JOB: Make an exact copy of all the entries, with the pictures left out.

MATERIAL FOR THIS EXERCISE:
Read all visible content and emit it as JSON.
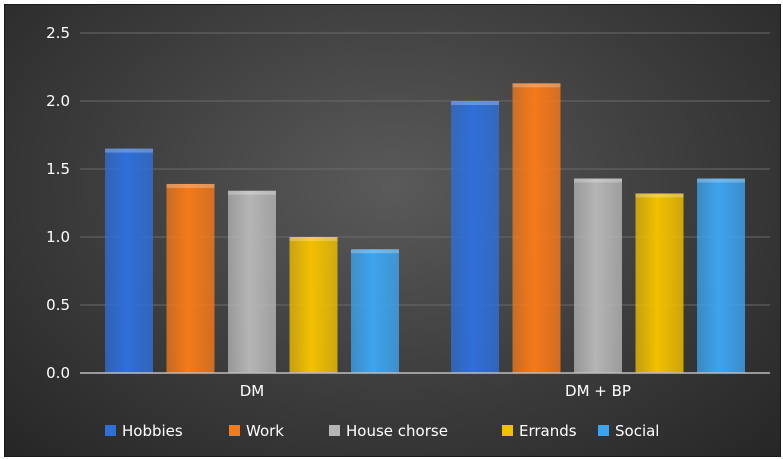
{
  "chart_data": {
    "type": "bar",
    "categories": [
      "DM",
      "DM + BP"
    ],
    "series": [
      {
        "name": "Hobbies",
        "values": [
          1.65,
          2.0
        ],
        "color": "#2f6fd8"
      },
      {
        "name": "Work",
        "values": [
          1.39,
          2.13
        ],
        "color": "#f47a1a"
      },
      {
        "name": "House chorse",
        "values": [
          1.34,
          1.43
        ],
        "color": "#b5b5b5"
      },
      {
        "name": "Errands",
        "values": [
          1.0,
          1.32
        ],
        "color": "#f2c000"
      },
      {
        "name": "Social",
        "values": [
          0.91,
          1.43
        ],
        "color": "#3ea3ee"
      }
    ],
    "yticks": [
      "0.0",
      "0.5",
      "1.0",
      "1.5",
      "2.0",
      "2.5"
    ],
    "ylim": [
      0,
      2.5
    ],
    "grid": true,
    "legend": "bottom"
  }
}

ANSWER TO THIS EXERCISE:
Read all visible content and emit it as JSON.
{
  "chart_data": {
    "type": "bar",
    "categories": [
      "DM",
      "DM + BP"
    ],
    "series": [
      {
        "name": "Hobbies",
        "values": [
          1.65,
          2.0
        ],
        "color": "#2f6fd8"
      },
      {
        "name": "Work",
        "values": [
          1.39,
          2.13
        ],
        "color": "#f47a1a"
      },
      {
        "name": "House chorse",
        "values": [
          1.34,
          1.43
        ],
        "color": "#b5b5b5"
      },
      {
        "name": "Errands",
        "values": [
          1.0,
          1.32
        ],
        "color": "#f2c000"
      },
      {
        "name": "Social",
        "values": [
          0.91,
          1.43
        ],
        "color": "#3ea3ee"
      }
    ],
    "yticks": [
      "0.0",
      "0.5",
      "1.0",
      "1.5",
      "2.0",
      "2.5"
    ],
    "ylim": [
      0,
      2.5
    ],
    "grid": true,
    "legend": "bottom"
  }
}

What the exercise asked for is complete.